Write out the listing below word for word, line by line, but leave out any pictures.

════════════════

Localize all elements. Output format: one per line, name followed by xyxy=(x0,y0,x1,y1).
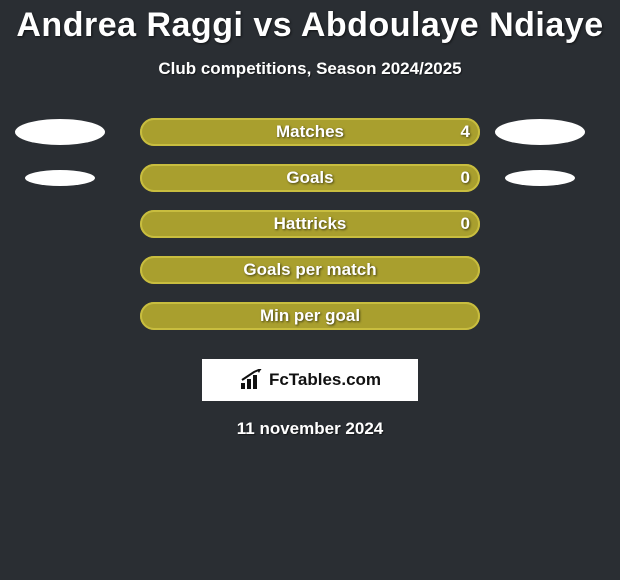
stat-row: Matches4 xyxy=(0,109,620,155)
comparison-rows: Matches4Goals0Hattricks0Goals per matchM… xyxy=(0,109,620,339)
left-marker xyxy=(25,170,95,186)
stat-value: 0 xyxy=(461,210,470,238)
stat-row: Goals0 xyxy=(0,155,620,201)
brand-text: FcTables.com xyxy=(269,370,381,390)
stat-bar: Goals per match xyxy=(140,256,480,284)
stat-label: Matches xyxy=(140,118,480,146)
right-marker xyxy=(495,119,585,145)
stat-label: Min per goal xyxy=(140,302,480,330)
stat-bar: Matches4 xyxy=(140,118,480,146)
stat-bar: Min per goal xyxy=(140,302,480,330)
stat-label: Goals per match xyxy=(140,256,480,284)
stat-row: Hattricks0 xyxy=(0,201,620,247)
stat-value: 4 xyxy=(461,118,470,146)
stat-row: Min per goal xyxy=(0,293,620,339)
stat-value: 0 xyxy=(461,164,470,192)
page-title: Andrea Raggi vs Abdoulaye Ndiaye xyxy=(0,0,620,45)
brand-box: FcTables.com xyxy=(202,359,418,401)
stat-label: Goals xyxy=(140,164,480,192)
stat-row: Goals per match xyxy=(0,247,620,293)
left-marker xyxy=(15,119,105,145)
subtitle: Club competitions, Season 2024/2025 xyxy=(0,59,620,79)
stat-bar: Goals0 xyxy=(140,164,480,192)
date-text: 11 november 2024 xyxy=(0,419,620,439)
stat-bar: Hattricks0 xyxy=(140,210,480,238)
right-marker xyxy=(505,170,575,186)
stat-label: Hattricks xyxy=(140,210,480,238)
chart-icon xyxy=(239,369,265,391)
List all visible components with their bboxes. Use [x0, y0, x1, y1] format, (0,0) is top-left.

════════════════

Task response.
Localize all elements. Output format: one per line, name followed by xyxy=(x0,y0,x1,y1).
stat-row: Matches4 xyxy=(0,109,620,155)
comparison-rows: Matches4Goals0Hattricks0Goals per matchM… xyxy=(0,109,620,339)
left-marker xyxy=(25,170,95,186)
stat-value: 0 xyxy=(461,210,470,238)
stat-row: Goals0 xyxy=(0,155,620,201)
brand-text: FcTables.com xyxy=(269,370,381,390)
stat-bar: Goals per match xyxy=(140,256,480,284)
stat-label: Matches xyxy=(140,118,480,146)
right-marker xyxy=(495,119,585,145)
stat-label: Min per goal xyxy=(140,302,480,330)
stat-bar: Matches4 xyxy=(140,118,480,146)
stat-bar: Min per goal xyxy=(140,302,480,330)
stat-label: Goals per match xyxy=(140,256,480,284)
stat-row: Hattricks0 xyxy=(0,201,620,247)
stat-value: 4 xyxy=(461,118,470,146)
stat-row: Min per goal xyxy=(0,293,620,339)
stat-value: 0 xyxy=(461,164,470,192)
page-title: Andrea Raggi vs Abdoulaye Ndiaye xyxy=(0,0,620,45)
brand-box: FcTables.com xyxy=(202,359,418,401)
stat-label: Goals xyxy=(140,164,480,192)
stat-row: Goals per match xyxy=(0,247,620,293)
left-marker xyxy=(15,119,105,145)
subtitle: Club competitions, Season 2024/2025 xyxy=(0,59,620,79)
stat-bar: Goals0 xyxy=(140,164,480,192)
date-text: 11 november 2024 xyxy=(0,419,620,439)
stat-bar: Hattricks0 xyxy=(140,210,480,238)
right-marker xyxy=(505,170,575,186)
stat-label: Hattricks xyxy=(140,210,480,238)
chart-icon xyxy=(239,369,265,391)
List all visible components with their bboxes. Use [x0, y0, x1, y1] format, (0,0) is top-left.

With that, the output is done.